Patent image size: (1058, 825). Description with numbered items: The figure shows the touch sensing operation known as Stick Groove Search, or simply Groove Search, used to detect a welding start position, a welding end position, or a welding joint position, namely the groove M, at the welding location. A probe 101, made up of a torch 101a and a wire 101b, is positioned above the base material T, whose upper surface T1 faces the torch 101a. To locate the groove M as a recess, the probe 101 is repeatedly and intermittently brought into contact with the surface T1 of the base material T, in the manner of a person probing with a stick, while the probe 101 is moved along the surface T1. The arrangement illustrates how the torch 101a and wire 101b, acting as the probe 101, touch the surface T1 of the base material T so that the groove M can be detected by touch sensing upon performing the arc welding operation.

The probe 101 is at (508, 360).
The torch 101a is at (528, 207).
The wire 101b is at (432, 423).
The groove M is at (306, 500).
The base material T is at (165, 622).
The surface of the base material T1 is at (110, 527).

## Set problem
Rewrite all of the material above, replacing "arc welding operation" with "arc welding process" and leaving everything else unchanged.

## Written solution
Patent image size: (1058, 825). Description with numbered items: The figure shows the touch sensing operation known as Stick Groove Search, or simply Groove Search, used to detect a welding start position, a welding end position, or a welding joint position, namely the groove M, at the welding location. A probe 101, made up of a torch 101a and a wire 101b, is positioned above the base material T, whose upper surface T1 faces the torch 101a. To locate the groove M as a recess, the probe 101 is repeatedly and intermittently brought into contact with the surface T1 of the base material T, in the manner of a person probing with a stick, while the probe 101 is moved along the surface T1. The arrangement illustrates how the torch 101a and wire 101b, acting as the probe 101, touch the surface T1 of the base material T so that the groove M can be detected by touch sensing upon performing the arc welding process.

The probe 101 is at (508, 360).
The torch 101a is at (528, 207).
The wire 101b is at (432, 423).
The groove M is at (306, 500).
The base material T is at (165, 622).
The surface of the base material T1 is at (110, 527).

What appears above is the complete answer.